━━━ DATA EXTRACT ━━━

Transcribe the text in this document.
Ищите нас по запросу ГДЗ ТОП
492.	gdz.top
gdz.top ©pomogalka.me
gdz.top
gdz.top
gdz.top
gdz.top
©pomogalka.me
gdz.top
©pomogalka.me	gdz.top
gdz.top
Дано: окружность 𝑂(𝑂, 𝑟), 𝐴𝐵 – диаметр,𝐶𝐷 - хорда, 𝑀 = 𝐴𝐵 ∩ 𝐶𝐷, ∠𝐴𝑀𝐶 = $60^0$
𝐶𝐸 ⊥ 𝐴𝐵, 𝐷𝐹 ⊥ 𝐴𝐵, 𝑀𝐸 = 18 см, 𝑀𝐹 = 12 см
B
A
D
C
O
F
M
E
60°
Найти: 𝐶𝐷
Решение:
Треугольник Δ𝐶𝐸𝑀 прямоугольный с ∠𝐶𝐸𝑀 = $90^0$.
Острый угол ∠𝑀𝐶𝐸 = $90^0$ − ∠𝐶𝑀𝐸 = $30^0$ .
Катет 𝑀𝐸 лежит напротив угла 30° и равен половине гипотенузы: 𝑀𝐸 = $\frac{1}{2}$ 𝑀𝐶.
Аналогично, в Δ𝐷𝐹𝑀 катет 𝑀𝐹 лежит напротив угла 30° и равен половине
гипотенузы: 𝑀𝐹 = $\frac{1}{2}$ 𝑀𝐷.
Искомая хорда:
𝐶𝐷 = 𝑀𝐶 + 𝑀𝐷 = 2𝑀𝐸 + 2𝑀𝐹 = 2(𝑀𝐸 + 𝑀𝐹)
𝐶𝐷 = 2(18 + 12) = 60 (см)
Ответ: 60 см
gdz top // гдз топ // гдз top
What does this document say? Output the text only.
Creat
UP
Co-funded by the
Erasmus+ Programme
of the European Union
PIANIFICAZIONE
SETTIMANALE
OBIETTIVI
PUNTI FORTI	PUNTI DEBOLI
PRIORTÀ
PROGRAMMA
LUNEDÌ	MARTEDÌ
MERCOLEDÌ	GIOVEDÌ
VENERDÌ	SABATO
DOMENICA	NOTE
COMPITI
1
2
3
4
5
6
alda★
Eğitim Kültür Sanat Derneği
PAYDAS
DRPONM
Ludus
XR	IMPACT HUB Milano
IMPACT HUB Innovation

━━━

Select the lines from the entries that include the word "pomogalka".

• **WORKED ANSWER**
gdz.top ©pomogalka.me
©pomogalka.me
©pomogalka.me	gdz.top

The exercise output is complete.